begin

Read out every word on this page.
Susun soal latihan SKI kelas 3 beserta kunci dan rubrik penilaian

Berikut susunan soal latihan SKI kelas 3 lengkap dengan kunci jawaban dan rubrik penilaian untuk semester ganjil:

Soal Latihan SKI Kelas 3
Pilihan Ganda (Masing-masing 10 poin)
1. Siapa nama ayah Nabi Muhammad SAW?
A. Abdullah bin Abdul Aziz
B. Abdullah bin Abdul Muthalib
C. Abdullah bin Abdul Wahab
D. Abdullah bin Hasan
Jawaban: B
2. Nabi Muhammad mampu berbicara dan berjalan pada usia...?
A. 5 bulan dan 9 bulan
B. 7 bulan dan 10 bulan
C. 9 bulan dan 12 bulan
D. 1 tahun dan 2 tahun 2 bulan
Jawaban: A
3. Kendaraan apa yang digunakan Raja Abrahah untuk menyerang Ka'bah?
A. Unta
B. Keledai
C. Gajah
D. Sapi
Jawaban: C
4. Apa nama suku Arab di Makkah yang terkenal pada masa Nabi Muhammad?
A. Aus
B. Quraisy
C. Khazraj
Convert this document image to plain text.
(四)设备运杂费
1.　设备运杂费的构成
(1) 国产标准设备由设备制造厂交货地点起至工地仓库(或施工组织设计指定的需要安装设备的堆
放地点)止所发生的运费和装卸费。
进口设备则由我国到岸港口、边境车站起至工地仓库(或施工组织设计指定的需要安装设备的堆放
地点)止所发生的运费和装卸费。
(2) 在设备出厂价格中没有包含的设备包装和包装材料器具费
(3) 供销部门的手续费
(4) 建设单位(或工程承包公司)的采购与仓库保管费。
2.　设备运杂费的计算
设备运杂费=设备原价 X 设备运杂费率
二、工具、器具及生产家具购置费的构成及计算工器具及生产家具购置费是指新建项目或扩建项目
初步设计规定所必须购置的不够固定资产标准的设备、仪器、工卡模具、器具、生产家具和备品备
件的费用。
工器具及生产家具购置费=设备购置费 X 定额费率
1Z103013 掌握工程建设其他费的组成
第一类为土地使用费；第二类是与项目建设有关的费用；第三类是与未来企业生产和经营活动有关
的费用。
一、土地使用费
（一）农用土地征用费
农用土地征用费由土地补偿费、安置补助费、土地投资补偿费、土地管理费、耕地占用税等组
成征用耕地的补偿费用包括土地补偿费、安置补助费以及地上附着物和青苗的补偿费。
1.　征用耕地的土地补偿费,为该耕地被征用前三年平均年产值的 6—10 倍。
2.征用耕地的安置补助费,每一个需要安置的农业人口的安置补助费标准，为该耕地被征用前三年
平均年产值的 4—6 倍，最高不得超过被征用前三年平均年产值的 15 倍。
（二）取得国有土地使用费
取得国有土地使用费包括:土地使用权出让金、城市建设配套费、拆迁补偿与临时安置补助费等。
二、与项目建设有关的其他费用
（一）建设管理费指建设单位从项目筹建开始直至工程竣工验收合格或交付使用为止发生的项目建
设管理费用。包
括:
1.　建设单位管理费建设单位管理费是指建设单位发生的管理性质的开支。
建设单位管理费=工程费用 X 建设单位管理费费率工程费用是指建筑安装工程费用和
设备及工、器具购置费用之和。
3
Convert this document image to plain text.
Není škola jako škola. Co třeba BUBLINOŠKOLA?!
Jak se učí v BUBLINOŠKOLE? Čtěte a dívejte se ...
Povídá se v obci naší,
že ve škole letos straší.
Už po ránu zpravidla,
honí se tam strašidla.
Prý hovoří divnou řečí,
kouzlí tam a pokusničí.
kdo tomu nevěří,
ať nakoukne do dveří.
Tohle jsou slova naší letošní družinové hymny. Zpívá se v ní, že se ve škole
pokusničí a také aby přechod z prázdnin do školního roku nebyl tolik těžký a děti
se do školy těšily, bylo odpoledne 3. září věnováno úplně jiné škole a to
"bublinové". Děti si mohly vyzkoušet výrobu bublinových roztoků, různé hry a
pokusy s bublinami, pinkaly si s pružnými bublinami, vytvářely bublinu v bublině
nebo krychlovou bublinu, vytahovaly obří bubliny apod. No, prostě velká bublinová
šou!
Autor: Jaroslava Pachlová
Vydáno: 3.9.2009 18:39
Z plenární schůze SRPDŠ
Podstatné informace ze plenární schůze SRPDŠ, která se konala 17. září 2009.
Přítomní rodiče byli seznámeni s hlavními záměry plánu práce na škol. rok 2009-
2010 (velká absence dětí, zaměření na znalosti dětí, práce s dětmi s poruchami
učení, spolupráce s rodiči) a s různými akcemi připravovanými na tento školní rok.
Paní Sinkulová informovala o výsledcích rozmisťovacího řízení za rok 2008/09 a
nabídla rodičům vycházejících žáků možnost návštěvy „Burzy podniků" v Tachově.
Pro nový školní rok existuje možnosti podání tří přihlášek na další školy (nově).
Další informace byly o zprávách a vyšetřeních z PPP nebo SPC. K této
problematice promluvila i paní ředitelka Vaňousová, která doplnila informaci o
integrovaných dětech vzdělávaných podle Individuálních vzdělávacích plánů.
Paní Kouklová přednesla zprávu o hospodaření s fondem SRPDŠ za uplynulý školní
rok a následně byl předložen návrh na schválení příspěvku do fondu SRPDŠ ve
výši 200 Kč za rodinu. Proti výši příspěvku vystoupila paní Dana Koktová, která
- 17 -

end

- [Your goal]: Extract the full listing above without alteration.

- [Task output]:
Read out every word on this page.
Susun soal latihan SKI kelas 3 beserta kunci dan rubrik penilaian

Berikut susunan soal latihan SKI kelas 3 lengkap dengan kunci jawaban dan rubrik penilaian untuk semester ganjil:

Soal Latihan SKI Kelas 3
Pilihan Ganda (Masing-masing 10 poin)
1. Siapa nama ayah Nabi Muhammad SAW?
A. Abdullah bin Abdul Aziz
B. Abdullah bin Abdul Muthalib
C. Abdullah bin Abdul Wahab
D. Abdullah bin Hasan
Jawaban: B
2. Nabi Muhammad mampu berbicara dan berjalan pada usia...?
A. 5 bulan dan 9 bulan
B. 7 bulan dan 10 bulan
C. 9 bulan dan 12 bulan
D. 1 tahun dan 2 tahun 2 bulan
Jawaban: A
3. Kendaraan apa yang digunakan Raja Abrahah untuk menyerang Ka'bah?
A. Unta
B. Keledai
C. Gajah
D. Sapi
Jawaban: C
4. Apa nama suku Arab di Makkah yang terkenal pada masa Nabi Muhammad?
A. Aus
B. Quraisy
C. Khazraj
Convert this document image to plain text.
(四)设备运杂费
1.　设备运杂费的构成
(1) 国产标准设备由设备制造厂交货地点起至工地仓库(或施工组织设计指定的需要安装设备的堆
放地点)止所发生的运费和装卸费。
进口设备则由我国到岸港口、边境车站起至工地仓库(或施工组织设计指定的需要安装设备的堆放
地点)止所发生的运费和装卸费。
(2) 在设备出厂价格中没有包含的设备包装和包装材料器具费
(3) 供销部门的手续费
(4) 建设单位(或工程承包公司)的采购与仓库保管费。
2.　设备运杂费的计算
设备运杂费=设备原价 X 设备运杂费率
二、工具、器具及生产家具购置费的构成及计算工器具及生产家具购置费是指新建项目或扩建项目
初步设计规定所必须购置的不够固定资产标准的设备、仪器、工卡模具、器具、生产家具和备品备
件的费用。
工器具及生产家具购置费=设备购置费 X 定额费率
1Z103013 掌握工程建设其他费的组成
第一类为土地使用费；第二类是与项目建设有关的费用；第三类是与未来企业生产和经营活动有关
的费用。
一、土地使用费
（一）农用土地征用费
农用土地征用费由土地补偿费、安置补助费、土地投资补偿费、土地管理费、耕地占用税等组
成征用耕地的补偿费用包括土地补偿费、安置补助费以及地上附着物和青苗的补偿费。
1.　征用耕地的土地补偿费,为该耕地被征用前三年平均年产值的 6—10 倍。
2.征用耕地的安置补助费,每一个需要安置的农业人口的安置补助费标准，为该耕地被征用前三年
平均年产值的 4—6 倍，最高不得超过被征用前三年平均年产值的 15 倍。
（二）取得国有土地使用费
取得国有土地使用费包括:土地使用权出让金、城市建设配套费、拆迁补偿与临时安置补助费等。
二、与项目建设有关的其他费用
（一）建设管理费指建设单位从项目筹建开始直至工程竣工验收合格或交付使用为止发生的项目建
设管理费用。包
括:
1.　建设单位管理费建设单位管理费是指建设单位发生的管理性质的开支。
建设单位管理费=工程费用 X 建设单位管理费费率工程费用是指建筑安装工程费用和
设备及工、器具购置费用之和。
3
Convert this document image to plain text.
Není škola jako škola. Co třeba BUBLINOŠKOLA?!
Jak se učí v BUBLINOŠKOLE? Čtěte a dívejte se ...
Povídá se v obci naší,
že ve škole letos straší.
Už po ránu zpravidla,
honí se tam strašidla.
Prý hovoří divnou řečí,
kouzlí tam a pokusničí.
kdo tomu nevěří,
ať nakoukne do dveří.
Tohle jsou slova naší letošní družinové hymny. Zpívá se v ní, že se ve škole
pokusničí a také aby přechod z prázdnin do školního roku nebyl tolik těžký a děti
se do školy těšily, bylo odpoledne 3. září věnováno úplně jiné škole a to
"bublinové". Děti si mohly vyzkoušet výrobu bublinových roztoků, různé hry a
pokusy s bublinami, pinkaly si s pružnými bublinami, vytvářely bublinu v bublině
nebo krychlovou bublinu, vytahovaly obří bubliny apod. No, prostě velká bublinová
šou!
Autor: Jaroslava Pachlová
Vydáno: 3.9.2009 18:39
Z plenární schůze SRPDŠ
Podstatné informace ze plenární schůze SRPDŠ, která se konala 17. září 2009.
Přítomní rodiče byli seznámeni s hlavními záměry plánu práce na škol. rok 2009-
2010 (velká absence dětí, zaměření na znalosti dětí, práce s dětmi s poruchami
učení, spolupráce s rodiči) a s různými akcemi připravovanými na tento školní rok.
Paní Sinkulová informovala o výsledcích rozmisťovacího řízení za rok 2008/09 a
nabídla rodičům vycházejících žáků možnost návštěvy „Burzy podniků" v Tachově.
Pro nový školní rok existuje možnosti podání tří přihlášek na další školy (nově).
Další informace byly o zprávách a vyšetřeních z PPP nebo SPC. K této
problematice promluvila i paní ředitelka Vaňousová, která doplnila informaci o
integrovaných dětech vzdělávaných podle Individuálních vzdělávacích plánů.
Paní Kouklová přednesla zprávu o hospodaření s fondem SRPDŠ za uplynulý školní
rok a následně byl předložen návrh na schválení příspěvku do fondu SRPDŠ ve
výši 200 Kč za rodinu. Proti výši příspěvku vystoupila paní Dana Koktová, která
- 17 -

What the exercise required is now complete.